● **WORK TO BE COMPLETED**
Gather the lines from the material that contain "horno".

(Data records)
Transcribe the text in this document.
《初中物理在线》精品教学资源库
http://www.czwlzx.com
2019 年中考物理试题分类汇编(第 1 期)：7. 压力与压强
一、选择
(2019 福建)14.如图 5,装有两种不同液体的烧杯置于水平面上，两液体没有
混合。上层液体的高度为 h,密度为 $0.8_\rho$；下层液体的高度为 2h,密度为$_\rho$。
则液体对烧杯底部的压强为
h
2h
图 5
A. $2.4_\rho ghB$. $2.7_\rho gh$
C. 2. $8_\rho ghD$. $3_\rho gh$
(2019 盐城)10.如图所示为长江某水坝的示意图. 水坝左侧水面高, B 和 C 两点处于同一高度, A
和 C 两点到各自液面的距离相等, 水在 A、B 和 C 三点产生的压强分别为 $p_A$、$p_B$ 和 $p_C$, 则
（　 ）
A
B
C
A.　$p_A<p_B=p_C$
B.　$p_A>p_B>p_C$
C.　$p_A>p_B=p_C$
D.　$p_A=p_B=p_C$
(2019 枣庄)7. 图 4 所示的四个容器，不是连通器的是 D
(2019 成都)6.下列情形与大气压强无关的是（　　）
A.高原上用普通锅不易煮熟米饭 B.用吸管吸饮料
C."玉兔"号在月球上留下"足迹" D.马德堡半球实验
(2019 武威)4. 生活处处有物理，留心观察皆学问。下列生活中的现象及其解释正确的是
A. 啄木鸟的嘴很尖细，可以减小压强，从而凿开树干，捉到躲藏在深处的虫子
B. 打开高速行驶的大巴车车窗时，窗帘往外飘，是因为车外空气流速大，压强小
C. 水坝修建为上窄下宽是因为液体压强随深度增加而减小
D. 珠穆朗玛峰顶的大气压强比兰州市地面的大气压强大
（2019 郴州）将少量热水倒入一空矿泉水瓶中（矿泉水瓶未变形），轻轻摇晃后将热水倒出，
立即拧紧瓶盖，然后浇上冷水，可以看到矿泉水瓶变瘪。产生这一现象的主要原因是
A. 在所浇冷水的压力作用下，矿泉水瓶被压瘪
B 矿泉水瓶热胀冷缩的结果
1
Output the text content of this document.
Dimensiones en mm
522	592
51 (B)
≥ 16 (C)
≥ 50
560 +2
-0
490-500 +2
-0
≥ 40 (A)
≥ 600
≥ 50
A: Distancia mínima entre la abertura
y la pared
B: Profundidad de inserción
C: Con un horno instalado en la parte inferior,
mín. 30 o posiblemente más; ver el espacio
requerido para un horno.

● **SOLUTION TO THIS EXERCISE**
C: Con un horno instalado en la parte inferior,
requerido para un horno.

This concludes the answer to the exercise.